* Start EXTRACTED DATA *
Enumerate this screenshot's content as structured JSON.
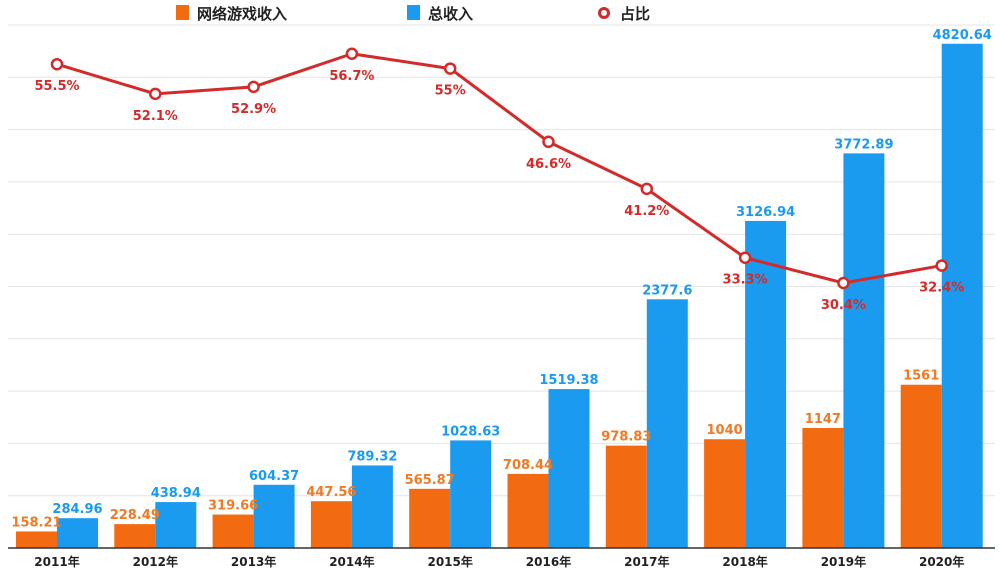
{
  "chart_data": {
    "type": "bar+line",
    "categories": [
      "2011年",
      "2012年",
      "2013年",
      "2014年",
      "2015年",
      "2016年",
      "2017年",
      "2018年",
      "2019年",
      "2020年"
    ],
    "series": [
      {
        "name": "网络游戏收入",
        "type": "bar",
        "color": "#F26B10",
        "values": [
          158.21,
          228.49,
          319.66,
          447.56,
          565.87,
          708.44,
          978.83,
          1040,
          1147,
          1561
        ],
        "labels": [
          "158.21",
          "228.49",
          "319.66",
          "447.56",
          "565.87",
          "708.44",
          "978.83",
          "1040",
          "1147",
          "1561"
        ]
      },
      {
        "name": "总收入",
        "type": "bar",
        "color": "#1A9BEF",
        "values": [
          284.96,
          438.94,
          604.37,
          789.32,
          1028.63,
          1519.38,
          2377.6,
          3126.94,
          3772.89,
          4820.64
        ],
        "labels": [
          "284.96",
          "438.94",
          "604.37",
          "789.32",
          "1028.63",
          "1519.38",
          "2377.6",
          "3126.94",
          "3772.89",
          "4820.64"
        ]
      },
      {
        "name": "占比",
        "type": "line",
        "color": "#D42A2A",
        "axis": "secondary",
        "values": [
          55.5,
          52.1,
          52.9,
          56.7,
          55,
          46.6,
          41.2,
          33.3,
          30.4,
          32.4
        ],
        "labels": [
          "55.5%",
          "52.1%",
          "52.9%",
          "56.7%",
          "55%",
          "46.6%",
          "41.2%",
          "33.3%",
          "30.4%",
          "32.4%"
        ]
      }
    ],
    "ylim": [
      0,
      5000
    ],
    "y2lim": [
      0,
      60
    ],
    "grid": true,
    "legend": "top"
  }
}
* End EXTRACTED DATA *
### WRITTEN REQUEST
Do not copy the pictures, but repeat every line exactly.

### ANSWER FOR THE TASK
Enumerate this screenshot's content as structured JSON.
{
  "chart_data": {
    "type": "bar+line",
    "categories": [
      "2011年",
      "2012年",
      "2013年",
      "2014年",
      "2015年",
      "2016年",
      "2017年",
      "2018年",
      "2019年",
      "2020年"
    ],
    "series": [
      {
        "name": "网络游戏收入",
        "type": "bar",
        "color": "#F26B10",
        "values": [
          158.21,
          228.49,
          319.66,
          447.56,
          565.87,
          708.44,
          978.83,
          1040,
          1147,
          1561
        ],
        "labels": [
          "158.21",
          "228.49",
          "319.66",
          "447.56",
          "565.87",
          "708.44",
          "978.83",
          "1040",
          "1147",
          "1561"
        ]
      },
      {
        "name": "总收入",
        "type": "bar",
        "color": "#1A9BEF",
        "values": [
          284.96,
          438.94,
          604.37,
          789.32,
          1028.63,
          1519.38,
          2377.6,
          3126.94,
          3772.89,
          4820.64
        ],
        "labels": [
          "284.96",
          "438.94",
          "604.37",
          "789.32",
          "1028.63",
          "1519.38",
          "2377.6",
          "3126.94",
          "3772.89",
          "4820.64"
        ]
      },
      {
        "name": "占比",
        "type": "line",
        "color": "#D42A2A",
        "axis": "secondary",
        "values": [
          55.5,
          52.1,
          52.9,
          56.7,
          55,
          46.6,
          41.2,
          33.3,
          30.4,
          32.4
        ],
        "labels": [
          "55.5%",
          "52.1%",
          "52.9%",
          "56.7%",
          "55%",
          "46.6%",
          "41.2%",
          "33.3%",
          "30.4%",
          "32.4%"
        ]
      }
    ],
    "ylim": [
      0,
      5000
    ],
    "y2lim": [
      0,
      60
    ],
    "grid": true,
    "legend": "top"
  }
}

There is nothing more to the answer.